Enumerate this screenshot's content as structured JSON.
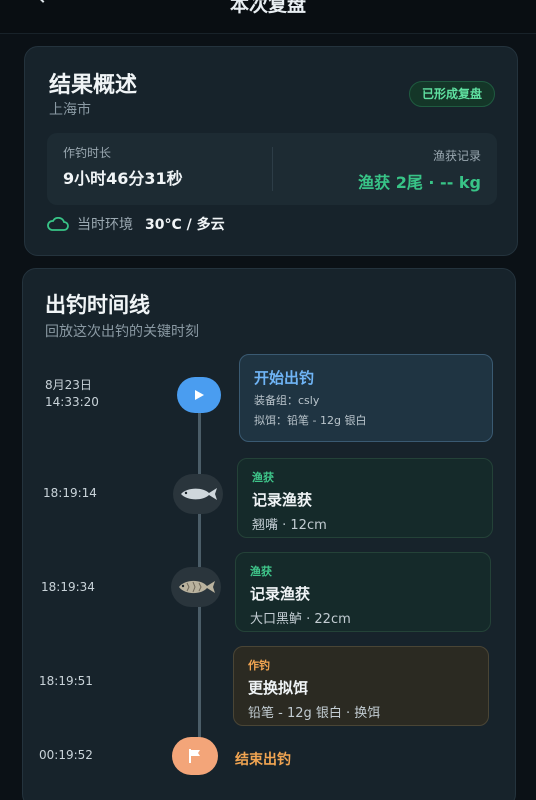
{
  "header": {
    "title": "本次复盘"
  },
  "summary": {
    "title": "结果概述",
    "city": "上海市",
    "badge": "已形成复盘",
    "duration_label": "作钓时长",
    "duration_value": "9小时46分31秒",
    "catch_label": "渔获记录",
    "catch_value": "渔获 2尾 · -- kg",
    "env_label": "当时环境",
    "env_value": "30°C / 多云"
  },
  "timeline": {
    "title": "出钓时间线",
    "subtitle": "回放这次出钓的关键时刻",
    "events": [
      {
        "date": "8月23日",
        "time": "14:33:20",
        "title": "开始出钓",
        "line1": "装备组：csly",
        "line2": "拟饵：铅笔 - 12g 银白"
      },
      {
        "time": "18:19:14",
        "tag": "渔获",
        "title": "记录渔获",
        "detail": "翘嘴 · 12cm"
      },
      {
        "time": "18:19:34",
        "tag": "渔获",
        "title": "记录渔获",
        "detail": "大口黑鲈 · 22cm"
      },
      {
        "time": "18:19:51",
        "tag": "作钓",
        "title": "更换拟饵",
        "detail": "铅笔 - 12g 银白 · 换饵"
      },
      {
        "time": "00:19:52",
        "title": "结束出钓"
      }
    ]
  },
  "colors": {
    "accent_green": "#38c487",
    "accent_blue": "#4a9df0",
    "accent_orange": "#f2a552"
  }
}
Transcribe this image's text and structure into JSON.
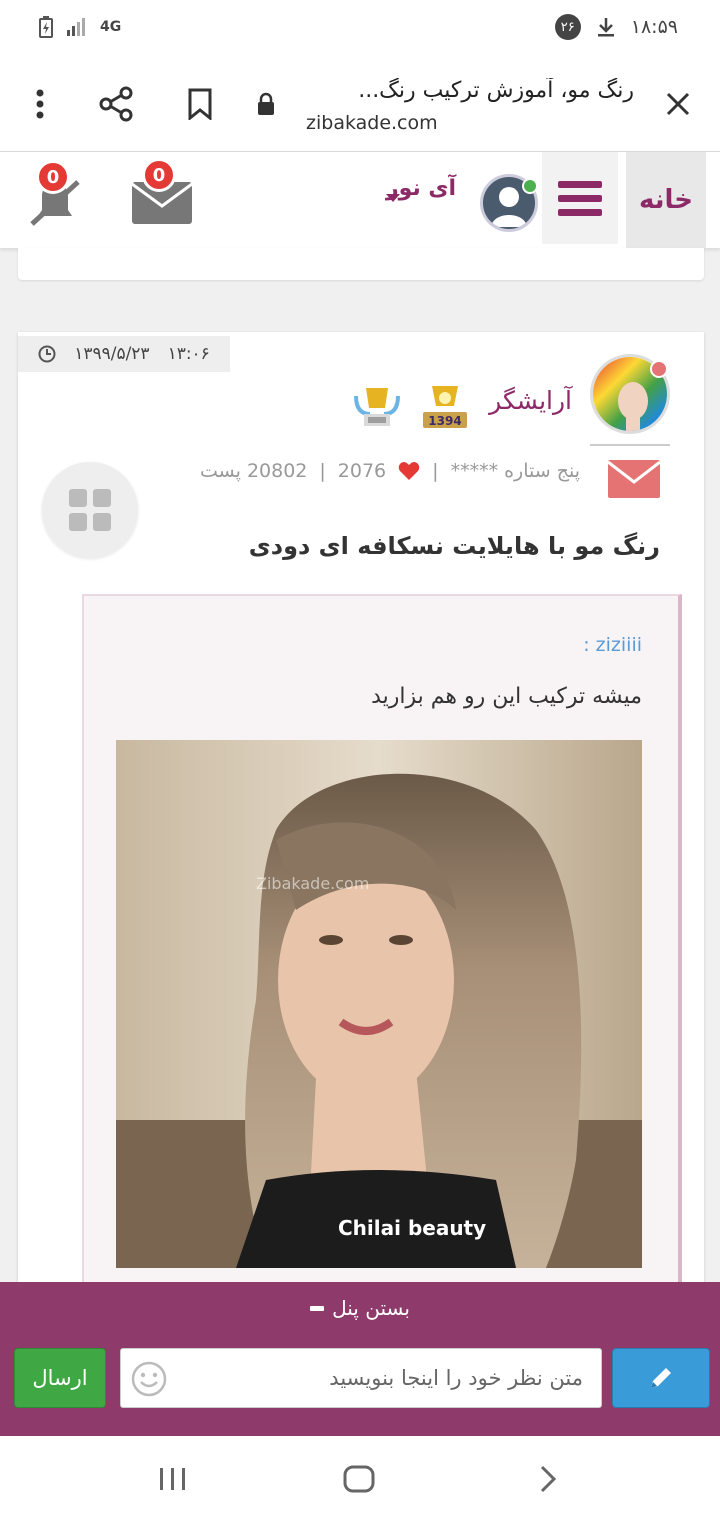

Task description:
What you return should match the records above word for word, minus the pictures.

Finished answer:
Enumerate this screenshot's content as structured JSON.
{
  "header": {
    "title": "本次复盘"
  },
  "summary": {
    "title": "结果概述",
    "city": "上海市",
    "badge": "已形成复盘",
    "duration_label": "作钓时长",
    "duration_value": "9小时46分31秒",
    "catch_label": "渔获记录",
    "catch_value": "渔获 2尾 · -- kg",
    "env_label": "当时环境",
    "env_value": "30°C / 多云"
  },
  "timeline": {
    "title": "出钓时间线",
    "subtitle": "回放这次出钓的关键时刻",
    "events": [
      {
        "date": "8月23日",
        "time": "14:33:20",
        "title": "开始出钓",
        "line1": "装备组：csly",
        "line2": "拟饵：铅笔 - 12g 银白"
      },
      {
        "time": "18:19:14",
        "tag": "渔获",
        "title": "记录渔获",
        "detail": "翘嘴 · 12cm"
      },
      {
        "time": "18:19:34",
        "tag": "渔获",
        "title": "记录渔获",
        "detail": "大口黑鲈 · 22cm"
      },
      {
        "time": "18:19:51",
        "tag": "作钓",
        "title": "更换拟饵",
        "detail": "铅笔 - 12g 银白 · 换饵"
      },
      {
        "time": "00:19:52",
        "title": "结束出钓"
      }
    ]
  },
  "colors": {
    "accent_green": "#38c487",
    "accent_blue": "#4a9df0",
    "accent_orange": "#f2a552"
  }
}
Transcribe this image's text and structure into JSON.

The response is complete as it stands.